── Stored data
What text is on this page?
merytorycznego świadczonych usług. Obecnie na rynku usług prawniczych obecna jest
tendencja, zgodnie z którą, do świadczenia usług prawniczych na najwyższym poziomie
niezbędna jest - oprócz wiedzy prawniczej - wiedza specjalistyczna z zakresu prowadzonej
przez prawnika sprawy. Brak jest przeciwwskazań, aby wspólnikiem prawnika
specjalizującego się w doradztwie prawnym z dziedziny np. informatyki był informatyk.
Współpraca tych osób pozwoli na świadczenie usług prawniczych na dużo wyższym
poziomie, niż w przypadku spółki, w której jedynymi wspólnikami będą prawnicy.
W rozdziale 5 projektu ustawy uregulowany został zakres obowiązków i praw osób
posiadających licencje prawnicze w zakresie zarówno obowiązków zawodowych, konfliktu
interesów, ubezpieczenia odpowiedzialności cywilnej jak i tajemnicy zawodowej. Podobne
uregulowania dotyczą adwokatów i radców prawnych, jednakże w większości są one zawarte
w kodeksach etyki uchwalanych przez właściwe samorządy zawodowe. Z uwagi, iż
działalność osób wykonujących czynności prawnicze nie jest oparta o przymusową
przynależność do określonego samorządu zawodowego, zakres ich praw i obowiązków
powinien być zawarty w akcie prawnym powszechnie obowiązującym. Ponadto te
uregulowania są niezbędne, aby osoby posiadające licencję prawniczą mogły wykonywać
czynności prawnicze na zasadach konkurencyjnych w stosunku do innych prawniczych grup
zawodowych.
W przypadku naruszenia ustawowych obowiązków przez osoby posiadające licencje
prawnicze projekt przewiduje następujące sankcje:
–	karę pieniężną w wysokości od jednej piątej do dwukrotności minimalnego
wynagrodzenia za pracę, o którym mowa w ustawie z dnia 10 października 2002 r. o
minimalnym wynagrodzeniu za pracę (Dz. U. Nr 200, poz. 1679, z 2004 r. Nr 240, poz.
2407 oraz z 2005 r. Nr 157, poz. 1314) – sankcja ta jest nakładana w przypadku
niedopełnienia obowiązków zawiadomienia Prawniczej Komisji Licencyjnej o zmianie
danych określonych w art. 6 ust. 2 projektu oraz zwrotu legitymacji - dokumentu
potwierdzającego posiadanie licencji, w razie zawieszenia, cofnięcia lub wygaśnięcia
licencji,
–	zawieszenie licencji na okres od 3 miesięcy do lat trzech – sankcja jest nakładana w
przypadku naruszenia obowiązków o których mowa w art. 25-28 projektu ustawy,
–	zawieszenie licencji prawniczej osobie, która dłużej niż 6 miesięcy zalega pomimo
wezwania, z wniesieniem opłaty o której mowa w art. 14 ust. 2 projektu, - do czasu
────
:: Problem details ::
Type the material above out again, exactly.

:: Full output ::
What text is on this page?
merytorycznego świadczonych usług. Obecnie na rynku usług prawniczych obecna jest
tendencja, zgodnie z którą, do świadczenia usług prawniczych na najwyższym poziomie
niezbędna jest - oprócz wiedzy prawniczej - wiedza specjalistyczna z zakresu prowadzonej
przez prawnika sprawy. Brak jest przeciwwskazań, aby wspólnikiem prawnika
specjalizującego się w doradztwie prawnym z dziedziny np. informatyki był informatyk.
Współpraca tych osób pozwoli na świadczenie usług prawniczych na dużo wyższym
poziomie, niż w przypadku spółki, w której jedynymi wspólnikami będą prawnicy.
W rozdziale 5 projektu ustawy uregulowany został zakres obowiązków i praw osób
posiadających licencje prawnicze w zakresie zarówno obowiązków zawodowych, konfliktu
interesów, ubezpieczenia odpowiedzialności cywilnej jak i tajemnicy zawodowej. Podobne
uregulowania dotyczą adwokatów i radców prawnych, jednakże w większości są one zawarte
w kodeksach etyki uchwalanych przez właściwe samorządy zawodowe. Z uwagi, iż
działalność osób wykonujących czynności prawnicze nie jest oparta o przymusową
przynależność do określonego samorządu zawodowego, zakres ich praw i obowiązków
powinien być zawarty w akcie prawnym powszechnie obowiązującym. Ponadto te
uregulowania są niezbędne, aby osoby posiadające licencję prawniczą mogły wykonywać
czynności prawnicze na zasadach konkurencyjnych w stosunku do innych prawniczych grup
zawodowych.
W przypadku naruszenia ustawowych obowiązków przez osoby posiadające licencje
prawnicze projekt przewiduje następujące sankcje:
–	karę pieniężną w wysokości od jednej piątej do dwukrotności minimalnego
wynagrodzenia za pracę, o którym mowa w ustawie z dnia 10 października 2002 r. o
minimalnym wynagrodzeniu za pracę (Dz. U. Nr 200, poz. 1679, z 2004 r. Nr 240, poz.
2407 oraz z 2005 r. Nr 157, poz. 1314) – sankcja ta jest nakładana w przypadku
niedopełnienia obowiązków zawiadomienia Prawniczej Komisji Licencyjnej o zmianie
danych określonych w art. 6 ust. 2 projektu oraz zwrotu legitymacji - dokumentu
potwierdzającego posiadanie licencji, w razie zawieszenia, cofnięcia lub wygaśnięcia
licencji,
–	zawieszenie licencji na okres od 3 miesięcy do lat trzech – sankcja jest nakładana w
przypadku naruszenia obowiązków o których mowa w art. 25-28 projektu ustawy,
–	zawieszenie licencji prawniczej osobie, która dłużej niż 6 miesięcy zalega pomimo
wezwania, z wniesieniem opłaty o której mowa w art. 14 ust. 2 projektu, - do czasu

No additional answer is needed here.